▶ Exercise description: Your task is to repeat the entries exactly. Leave the pictures out.

▶ Input records:
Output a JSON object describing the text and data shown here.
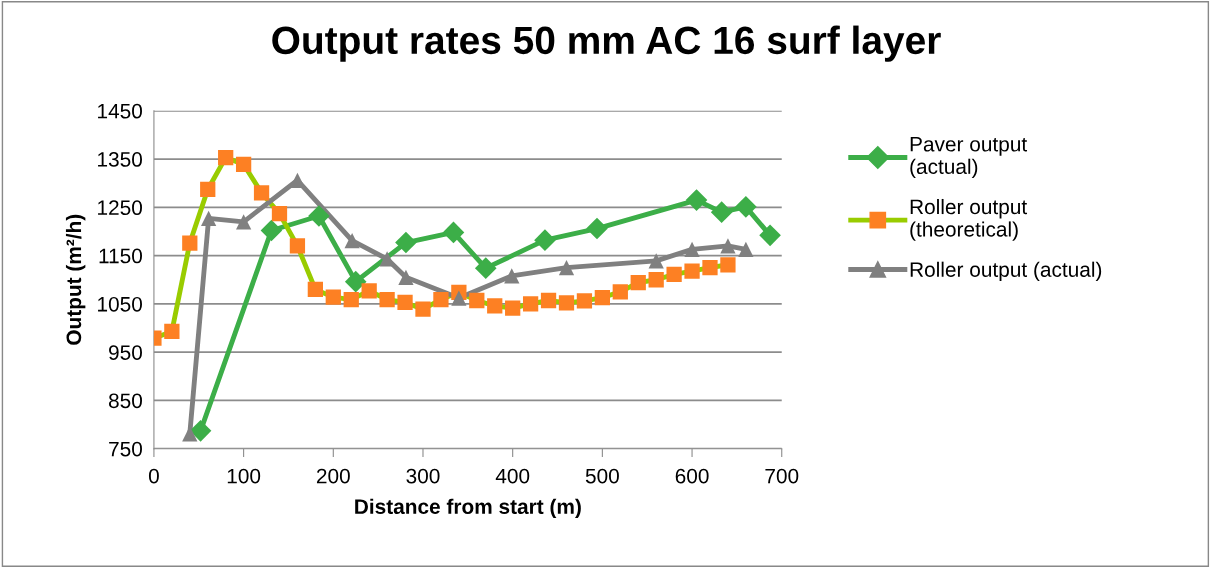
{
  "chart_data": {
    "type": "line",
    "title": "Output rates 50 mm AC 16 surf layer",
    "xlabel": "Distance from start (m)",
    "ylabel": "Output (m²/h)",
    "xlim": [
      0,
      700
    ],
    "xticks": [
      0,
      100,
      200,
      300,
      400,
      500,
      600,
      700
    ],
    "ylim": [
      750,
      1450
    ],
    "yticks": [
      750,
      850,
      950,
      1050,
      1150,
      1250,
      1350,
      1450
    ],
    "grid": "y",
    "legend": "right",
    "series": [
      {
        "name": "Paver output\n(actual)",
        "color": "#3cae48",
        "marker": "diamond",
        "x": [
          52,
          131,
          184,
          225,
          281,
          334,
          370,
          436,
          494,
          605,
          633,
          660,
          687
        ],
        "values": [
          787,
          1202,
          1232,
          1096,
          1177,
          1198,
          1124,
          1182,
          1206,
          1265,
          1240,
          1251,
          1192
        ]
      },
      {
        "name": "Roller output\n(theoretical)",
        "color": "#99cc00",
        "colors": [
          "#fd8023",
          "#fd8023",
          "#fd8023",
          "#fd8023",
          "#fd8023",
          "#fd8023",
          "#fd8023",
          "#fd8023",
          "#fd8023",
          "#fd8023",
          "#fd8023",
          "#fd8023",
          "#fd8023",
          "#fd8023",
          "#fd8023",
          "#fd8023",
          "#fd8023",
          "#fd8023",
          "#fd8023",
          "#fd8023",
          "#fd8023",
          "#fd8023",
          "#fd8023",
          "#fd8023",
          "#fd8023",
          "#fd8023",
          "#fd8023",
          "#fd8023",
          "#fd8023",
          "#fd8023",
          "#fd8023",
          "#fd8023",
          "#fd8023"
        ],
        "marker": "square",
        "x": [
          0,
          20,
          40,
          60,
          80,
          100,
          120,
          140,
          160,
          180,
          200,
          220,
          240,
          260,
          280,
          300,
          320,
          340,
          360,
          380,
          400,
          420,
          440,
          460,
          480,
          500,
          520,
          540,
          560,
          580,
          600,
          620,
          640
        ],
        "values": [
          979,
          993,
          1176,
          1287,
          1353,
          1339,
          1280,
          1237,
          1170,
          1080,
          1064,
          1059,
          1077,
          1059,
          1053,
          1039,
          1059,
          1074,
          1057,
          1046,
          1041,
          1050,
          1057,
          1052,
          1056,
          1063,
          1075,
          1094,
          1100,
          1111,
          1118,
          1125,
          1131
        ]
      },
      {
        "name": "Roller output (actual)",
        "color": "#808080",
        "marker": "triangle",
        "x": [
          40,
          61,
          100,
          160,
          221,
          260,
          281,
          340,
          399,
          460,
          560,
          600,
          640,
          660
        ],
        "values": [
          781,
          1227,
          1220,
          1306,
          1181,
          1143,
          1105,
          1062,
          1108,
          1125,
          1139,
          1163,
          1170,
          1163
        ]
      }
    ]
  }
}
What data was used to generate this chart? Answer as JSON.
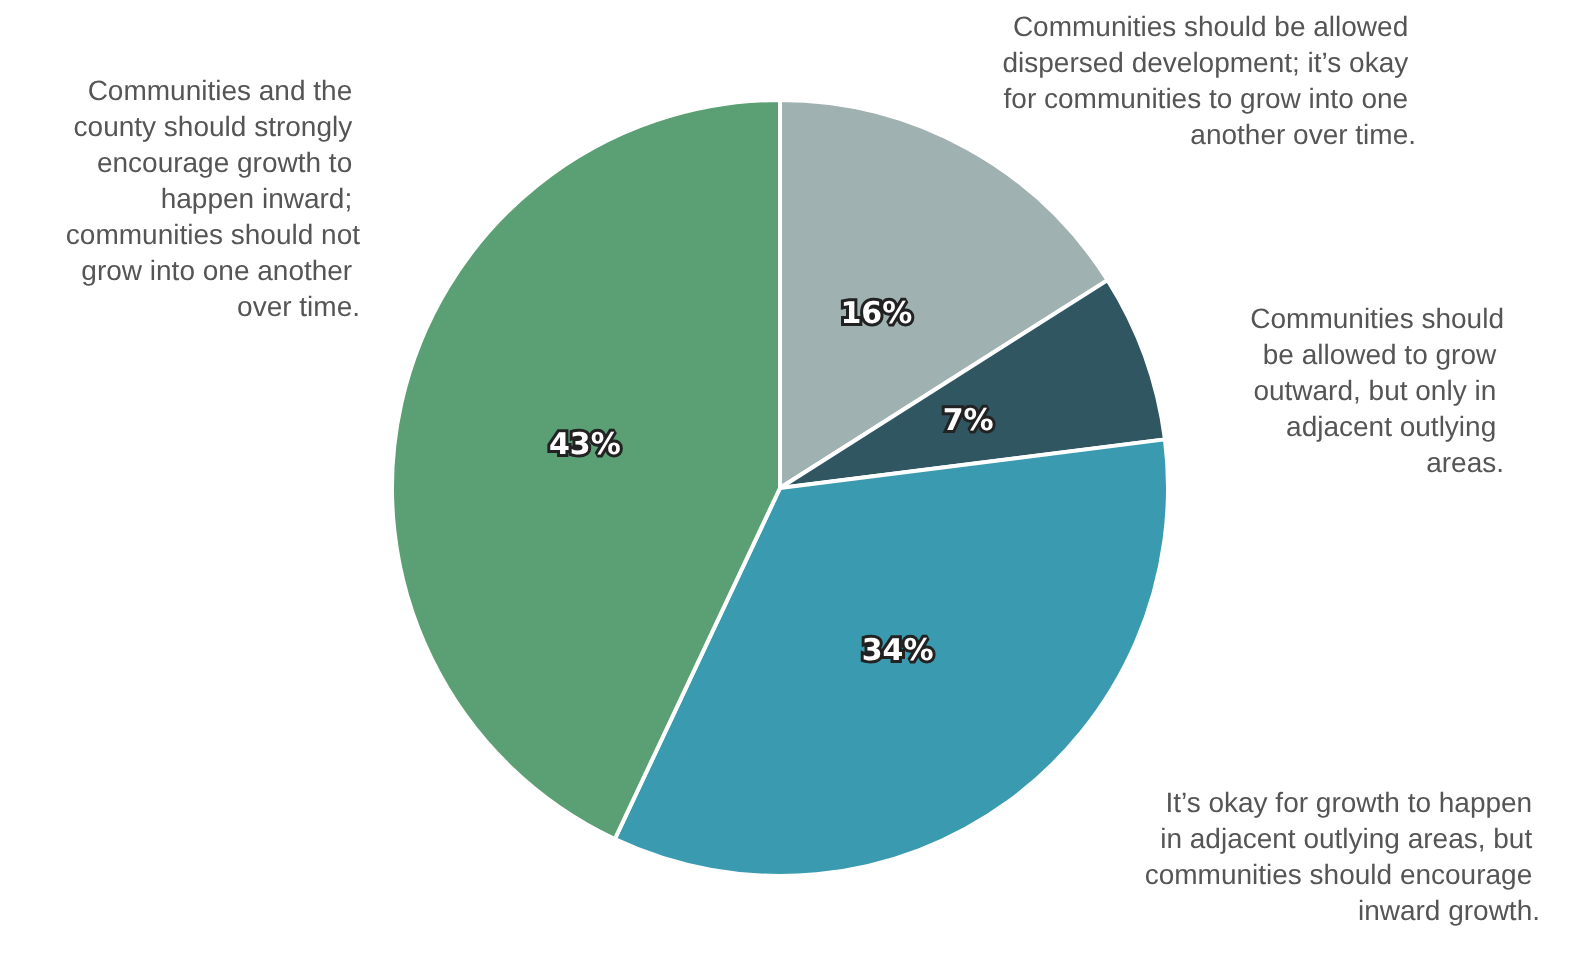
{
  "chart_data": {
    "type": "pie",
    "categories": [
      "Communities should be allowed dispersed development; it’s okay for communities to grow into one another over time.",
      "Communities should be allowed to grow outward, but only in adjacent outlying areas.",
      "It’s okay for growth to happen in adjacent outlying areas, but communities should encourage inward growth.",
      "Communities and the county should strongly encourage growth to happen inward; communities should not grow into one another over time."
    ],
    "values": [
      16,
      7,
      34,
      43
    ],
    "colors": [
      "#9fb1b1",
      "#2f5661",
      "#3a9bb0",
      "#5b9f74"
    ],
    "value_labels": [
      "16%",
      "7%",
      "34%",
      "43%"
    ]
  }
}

▶ Output for this exercise:
Output a JSON object describing the text and data shown here.
{
  "chart_data": {
    "type": "line",
    "title": "Output rates 50 mm AC 16 surf layer",
    "xlabel": "Distance from start (m)",
    "ylabel": "Output (m²/h)",
    "xlim": [
      0,
      700
    ],
    "xticks": [
      0,
      100,
      200,
      300,
      400,
      500,
      600,
      700
    ],
    "ylim": [
      750,
      1450
    ],
    "yticks": [
      750,
      850,
      950,
      1050,
      1150,
      1250,
      1350,
      1450
    ],
    "grid": "y",
    "legend": "right",
    "series": [
      {
        "name": "Paver output\n(actual)",
        "color": "#3cae48",
        "marker": "diamond",
        "x": [
          52,
          131,
          184,
          225,
          281,
          334,
          370,
          436,
          494,
          605,
          633,
          660,
          687
        ],
        "values": [
          787,
          1202,
          1232,
          1096,
          1177,
          1198,
          1124,
          1182,
          1206,
          1265,
          1240,
          1251,
          1192
        ]
      },
      {
        "name": "Roller output\n(theoretical)",
        "color": "#99cc00",
        "colors": [
          "#fd8023",
          "#fd8023",
          "#fd8023",
          "#fd8023",
          "#fd8023",
          "#fd8023",
          "#fd8023",
          "#fd8023",
          "#fd8023",
          "#fd8023",
          "#fd8023",
          "#fd8023",
          "#fd8023",
          "#fd8023",
          "#fd8023",
          "#fd8023",
          "#fd8023",
          "#fd8023",
          "#fd8023",
          "#fd8023",
          "#fd8023",
          "#fd8023",
          "#fd8023",
          "#fd8023",
          "#fd8023",
          "#fd8023",
          "#fd8023",
          "#fd8023",
          "#fd8023",
          "#fd8023",
          "#fd8023",
          "#fd8023",
          "#fd8023"
        ],
        "marker": "square",
        "x": [
          0,
          20,
          40,
          60,
          80,
          100,
          120,
          140,
          160,
          180,
          200,
          220,
          240,
          260,
          280,
          300,
          320,
          340,
          360,
          380,
          400,
          420,
          440,
          460,
          480,
          500,
          520,
          540,
          560,
          580,
          600,
          620,
          640
        ],
        "values": [
          979,
          993,
          1176,
          1287,
          1353,
          1339,
          1280,
          1237,
          1170,
          1080,
          1064,
          1059,
          1077,
          1059,
          1053,
          1039,
          1059,
          1074,
          1057,
          1046,
          1041,
          1050,
          1057,
          1052,
          1056,
          1063,
          1075,
          1094,
          1100,
          1111,
          1118,
          1125,
          1131
        ]
      },
      {
        "name": "Roller output (actual)",
        "color": "#808080",
        "marker": "triangle",
        "x": [
          40,
          61,
          100,
          160,
          221,
          260,
          281,
          340,
          399,
          460,
          560,
          600,
          640,
          660
        ],
        "values": [
          781,
          1227,
          1220,
          1306,
          1181,
          1143,
          1105,
          1062,
          1108,
          1125,
          1139,
          1163,
          1170,
          1163
        ]
      }
    ]
  }
}
What data was used to generate this chart? Answer as JSON.
{
  "chart_data": {
    "type": "pie",
    "categories": [
      "Communities should be allowed dispersed development; it’s okay for communities to grow into one another over time.",
      "Communities should be allowed to grow outward, but only in adjacent outlying areas.",
      "It’s okay for growth to happen in adjacent outlying areas, but communities should encourage inward growth.",
      "Communities and the county should strongly encourage growth to happen inward; communities should not grow into one another over time."
    ],
    "values": [
      16,
      7,
      34,
      43
    ],
    "colors": [
      "#9fb1b1",
      "#2f5661",
      "#3a9bb0",
      "#5b9f74"
    ],
    "value_labels": [
      "16%",
      "7%",
      "34%",
      "43%"
    ]
  }
}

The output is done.